• **Directions**
Please write out the listing below again, replacing every "predicted-star-marker" with "forecast-star-marker" and keeping all else unchanged.

-------------------------

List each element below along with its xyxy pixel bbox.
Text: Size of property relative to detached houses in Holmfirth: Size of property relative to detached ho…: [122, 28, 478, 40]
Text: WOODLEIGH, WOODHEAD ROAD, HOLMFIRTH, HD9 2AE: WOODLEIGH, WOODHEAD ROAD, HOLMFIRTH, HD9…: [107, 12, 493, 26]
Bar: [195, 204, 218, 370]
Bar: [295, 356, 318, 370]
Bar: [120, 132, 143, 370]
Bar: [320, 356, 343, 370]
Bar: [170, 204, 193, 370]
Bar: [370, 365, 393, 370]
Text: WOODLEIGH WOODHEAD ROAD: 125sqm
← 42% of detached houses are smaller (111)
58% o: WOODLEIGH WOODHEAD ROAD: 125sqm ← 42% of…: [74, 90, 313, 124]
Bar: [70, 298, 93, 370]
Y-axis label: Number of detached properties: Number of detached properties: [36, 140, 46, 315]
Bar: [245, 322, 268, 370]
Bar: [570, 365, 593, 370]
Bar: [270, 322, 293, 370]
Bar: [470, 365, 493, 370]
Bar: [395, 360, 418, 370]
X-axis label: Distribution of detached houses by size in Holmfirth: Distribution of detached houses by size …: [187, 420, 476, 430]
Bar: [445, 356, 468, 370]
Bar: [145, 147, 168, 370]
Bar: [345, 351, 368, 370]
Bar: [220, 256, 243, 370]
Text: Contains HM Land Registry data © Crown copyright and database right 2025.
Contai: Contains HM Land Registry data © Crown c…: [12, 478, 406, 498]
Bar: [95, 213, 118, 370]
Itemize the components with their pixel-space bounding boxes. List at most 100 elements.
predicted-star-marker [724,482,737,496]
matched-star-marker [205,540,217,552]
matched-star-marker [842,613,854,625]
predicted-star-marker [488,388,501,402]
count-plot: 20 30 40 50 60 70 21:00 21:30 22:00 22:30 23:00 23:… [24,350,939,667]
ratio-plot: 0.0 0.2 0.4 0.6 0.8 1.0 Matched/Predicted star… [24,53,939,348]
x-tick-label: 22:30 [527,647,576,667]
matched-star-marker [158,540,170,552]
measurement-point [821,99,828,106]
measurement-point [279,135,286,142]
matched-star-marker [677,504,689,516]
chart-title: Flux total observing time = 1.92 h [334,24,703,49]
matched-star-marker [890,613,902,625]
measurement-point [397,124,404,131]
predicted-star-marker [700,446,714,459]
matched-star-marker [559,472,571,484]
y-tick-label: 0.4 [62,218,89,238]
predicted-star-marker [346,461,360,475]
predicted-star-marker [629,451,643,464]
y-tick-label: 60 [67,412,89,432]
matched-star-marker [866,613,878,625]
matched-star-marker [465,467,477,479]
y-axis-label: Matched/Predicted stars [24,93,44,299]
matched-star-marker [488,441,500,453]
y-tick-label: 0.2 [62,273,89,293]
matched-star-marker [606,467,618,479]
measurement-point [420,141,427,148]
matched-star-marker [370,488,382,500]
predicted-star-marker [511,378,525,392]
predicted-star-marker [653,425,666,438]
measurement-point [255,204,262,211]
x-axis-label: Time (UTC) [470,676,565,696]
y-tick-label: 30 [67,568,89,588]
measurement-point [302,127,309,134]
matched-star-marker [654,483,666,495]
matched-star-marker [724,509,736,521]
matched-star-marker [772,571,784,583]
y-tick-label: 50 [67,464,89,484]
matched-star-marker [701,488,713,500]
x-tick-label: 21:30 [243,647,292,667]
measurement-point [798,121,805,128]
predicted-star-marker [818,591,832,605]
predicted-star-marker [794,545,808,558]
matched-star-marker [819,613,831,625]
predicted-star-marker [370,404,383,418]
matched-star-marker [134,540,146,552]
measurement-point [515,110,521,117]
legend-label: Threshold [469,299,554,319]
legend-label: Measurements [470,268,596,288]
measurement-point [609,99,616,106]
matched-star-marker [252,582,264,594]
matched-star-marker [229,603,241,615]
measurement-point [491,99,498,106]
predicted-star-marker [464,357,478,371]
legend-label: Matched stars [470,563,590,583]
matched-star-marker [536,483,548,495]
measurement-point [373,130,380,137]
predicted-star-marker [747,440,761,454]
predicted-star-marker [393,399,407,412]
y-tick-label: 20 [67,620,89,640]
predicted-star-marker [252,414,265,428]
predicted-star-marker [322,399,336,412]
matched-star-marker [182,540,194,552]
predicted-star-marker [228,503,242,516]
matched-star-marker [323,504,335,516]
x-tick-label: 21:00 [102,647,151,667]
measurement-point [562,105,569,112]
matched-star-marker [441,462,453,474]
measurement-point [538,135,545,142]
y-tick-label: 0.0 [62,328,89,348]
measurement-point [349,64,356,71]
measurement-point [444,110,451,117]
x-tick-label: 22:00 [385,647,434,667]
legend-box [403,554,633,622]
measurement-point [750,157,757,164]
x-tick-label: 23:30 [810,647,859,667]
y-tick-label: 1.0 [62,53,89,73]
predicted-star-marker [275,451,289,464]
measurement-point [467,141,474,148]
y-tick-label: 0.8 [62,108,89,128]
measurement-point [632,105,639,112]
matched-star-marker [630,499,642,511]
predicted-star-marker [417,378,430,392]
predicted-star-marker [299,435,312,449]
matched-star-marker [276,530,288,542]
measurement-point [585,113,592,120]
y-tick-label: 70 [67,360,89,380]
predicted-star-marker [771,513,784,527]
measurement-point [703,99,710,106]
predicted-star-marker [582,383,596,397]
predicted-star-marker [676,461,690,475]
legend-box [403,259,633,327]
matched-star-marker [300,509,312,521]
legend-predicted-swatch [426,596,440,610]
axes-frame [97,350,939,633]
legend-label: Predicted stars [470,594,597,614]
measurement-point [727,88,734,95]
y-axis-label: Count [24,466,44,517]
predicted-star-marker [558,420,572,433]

-------------------------

• **Solution for this problem**
List each element below along with its xyxy pixel bbox.
Text: Size of property relative to detached houses in Holmfirth: Size of property relative to detached ho…: [122, 28, 478, 40]
Text: WOODLEIGH, WOODHEAD ROAD, HOLMFIRTH, HD9 2AE: WOODLEIGH, WOODHEAD ROAD, HOLMFIRTH, HD9…: [107, 12, 493, 26]
Bar: [195, 204, 218, 370]
Bar: [295, 356, 318, 370]
Bar: [120, 132, 143, 370]
Bar: [320, 356, 343, 370]
Bar: [170, 204, 193, 370]
Bar: [370, 365, 393, 370]
Text: WOODLEIGH WOODHEAD ROAD: 125sqm
← 42% of detached houses are smaller (111)
58% o: WOODLEIGH WOODHEAD ROAD: 125sqm ← 42% of…: [74, 90, 313, 124]
Bar: [70, 298, 93, 370]
Y-axis label: Number of detached properties: Number of detached properties: [36, 140, 46, 315]
Bar: [245, 322, 268, 370]
Bar: [570, 365, 593, 370]
Bar: [270, 322, 293, 370]
Bar: [470, 365, 493, 370]
Bar: [395, 360, 418, 370]
X-axis label: Distribution of detached houses by size in Holmfirth: Distribution of detached houses by size …: [187, 420, 476, 430]
Bar: [445, 356, 468, 370]
Bar: [145, 147, 168, 370]
Bar: [345, 351, 368, 370]
Bar: [220, 256, 243, 370]
Text: Contains HM Land Registry data © Crown copyright and database right 2025.
Contai: Contains HM Land Registry data © Crown c…: [12, 478, 406, 498]
Bar: [95, 213, 118, 370]
Itemize the components with their pixel-space bounding boxes. List at most 100 elements.
forecast-star-marker [724,482,737,496]
matched-star-marker [205,540,217,552]
matched-star-marker [842,613,854,625]
forecast-star-marker [488,388,501,402]
count-plot: 20 30 40 50 60 70 21:00 21:30 22:00 22:30 23:00 23:… [24,350,939,667]
ratio-plot: 0.0 0.2 0.4 0.6 0.8 1.0 Matched/Predicted star… [24,53,939,348]
x-tick-label: 22:30 [527,647,576,667]
matched-star-marker [158,540,170,552]
measurement-point [821,99,828,106]
measurement-point [279,135,286,142]
matched-star-marker [677,504,689,516]
chart-title: Flux total observing time = 1.92 h [334,24,703,49]
matched-star-marker [890,613,902,625]
measurement-point [397,124,404,131]
forecast-star-marker [700,446,714,459]
matched-star-marker [559,472,571,484]
y-tick-label: 0.4 [62,218,89,238]
forecast-star-marker [346,461,360,475]
forecast-star-marker [629,451,643,464]
y-tick-label: 60 [67,412,89,432]
matched-star-marker [866,613,878,625]
matched-star-marker [465,467,477,479]
y-axis-label: Matched/Predicted stars [24,93,44,299]
matched-star-marker [488,441,500,453]
y-tick-label: 0.2 [62,273,89,293]
matched-star-marker [606,467,618,479]
measurement-point [420,141,427,148]
matched-star-marker [370,488,382,500]
forecast-star-marker [511,378,525,392]
forecast-star-marker [653,425,666,438]
measurement-point [255,204,262,211]
x-axis-label: Time (UTC) [470,676,565,696]
y-tick-label: 30 [67,568,89,588]
measurement-point [302,127,309,134]
matched-star-marker [654,483,666,495]
matched-star-marker [724,509,736,521]
matched-star-marker [772,571,784,583]
y-tick-label: 50 [67,464,89,484]
matched-star-marker [701,488,713,500]
x-tick-label: 21:30 [243,647,292,667]
measurement-point [798,121,805,128]
forecast-star-marker [818,591,832,605]
forecast-star-marker [794,545,808,558]
matched-star-marker [819,613,831,625]
forecast-star-marker [370,404,383,418]
matched-star-marker [134,540,146,552]
measurement-point [515,110,521,117]
legend-label: Threshold [469,299,554,319]
legend-label: Measurements [470,268,596,288]
measurement-point [609,99,616,106]
matched-star-marker [252,582,264,594]
matched-star-marker [229,603,241,615]
measurement-point [491,99,498,106]
forecast-star-marker [464,357,478,371]
legend-label: Matched stars [470,563,590,583]
matched-star-marker [536,483,548,495]
measurement-point [373,130,380,137]
forecast-star-marker [747,440,761,454]
forecast-star-marker [393,399,407,412]
y-tick-label: 20 [67,620,89,640]
forecast-star-marker [252,414,265,428]
forecast-star-marker [322,399,336,412]
matched-star-marker [182,540,194,552]
forecast-star-marker [228,503,242,516]
matched-star-marker [323,504,335,516]
x-tick-label: 21:00 [102,647,151,667]
measurement-point [562,105,569,112]
matched-star-marker [441,462,453,474]
measurement-point [538,135,545,142]
y-tick-label: 0.0 [62,328,89,348]
measurement-point [349,64,356,71]
measurement-point [444,110,451,117]
x-tick-label: 22:00 [385,647,434,667]
legend-box [403,554,633,622]
measurement-point [750,157,757,164]
x-tick-label: 23:30 [810,647,859,667]
y-tick-label: 1.0 [62,53,89,73]
forecast-star-marker [275,451,289,464]
measurement-point [467,141,474,148]
y-tick-label: 0.8 [62,108,89,128]
measurement-point [632,105,639,112]
matched-star-marker [630,499,642,511]
forecast-star-marker [417,378,430,392]
forecast-star-marker [299,435,312,449]
matched-star-marker [276,530,288,542]
measurement-point [585,113,592,120]
y-tick-label: 70 [67,360,89,380]
forecast-star-marker [771,513,784,527]
measurement-point [703,99,710,106]
forecast-star-marker [582,383,596,397]
forecast-star-marker [676,461,690,475]
legend-box [403,259,633,327]
matched-star-marker [300,509,312,521]
legend-predicted-swatch [426,596,440,610]
axes-frame [97,350,939,633]
legend-label: Predicted stars [470,594,597,614]
measurement-point [727,88,734,95]
y-axis-label: Count [24,466,44,517]
forecast-star-marker [558,420,572,433]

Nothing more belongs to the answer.